Record set:
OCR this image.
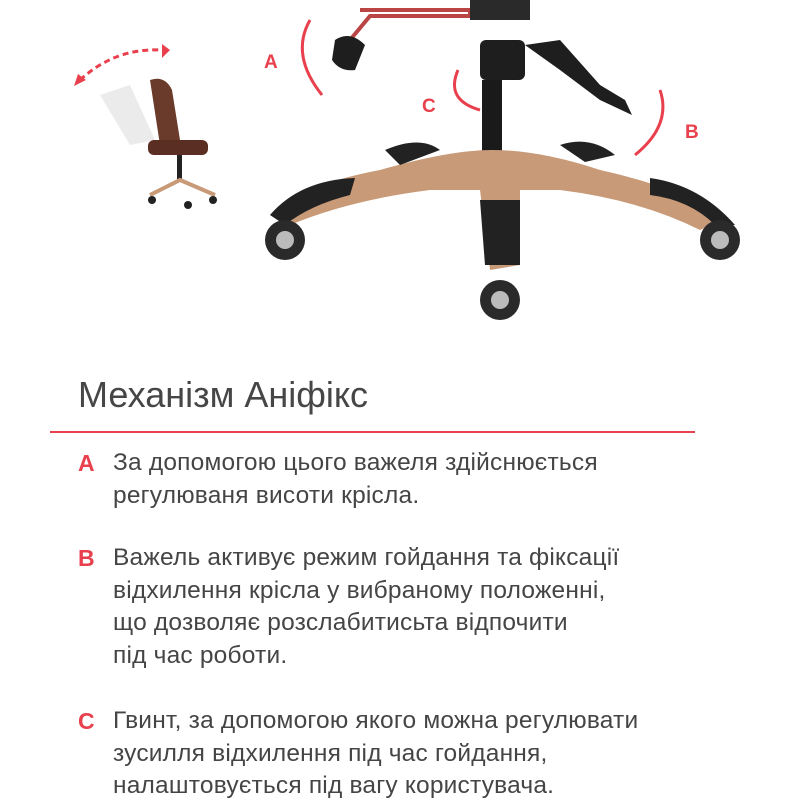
A
C
B
Механізм Аніфікс
A За допомогою цього важеля здійснюється
регулюваня висоти крісла.
B Важель активує режим гойдання та фіксації
відхилення крісла у вибраному положенні,
що дозволяє розслабитисьта відпочити
під час роботи.
C Гвинт, за допомогою якого можна регулювати
зусилля відхилення під час гойдання,
налаштовується під вагу користувача.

What you are asked to do: Set down the lines of the records above exactly, apart from the pictures.

Final result:
OCR this image.
A
C
B
Механізм Аніфікс
A За допомогою цього важеля здійснюється
регулюваня висоти крісла.
B Важель активує режим гойдання та фіксації
відхилення крісла у вибраному положенні,
що дозволяє розслабитисьта відпочити
під час роботи.
C Гвинт, за допомогою якого можна регулювати
зусилля відхилення під час гойдання,
налаштовується під вагу користувача.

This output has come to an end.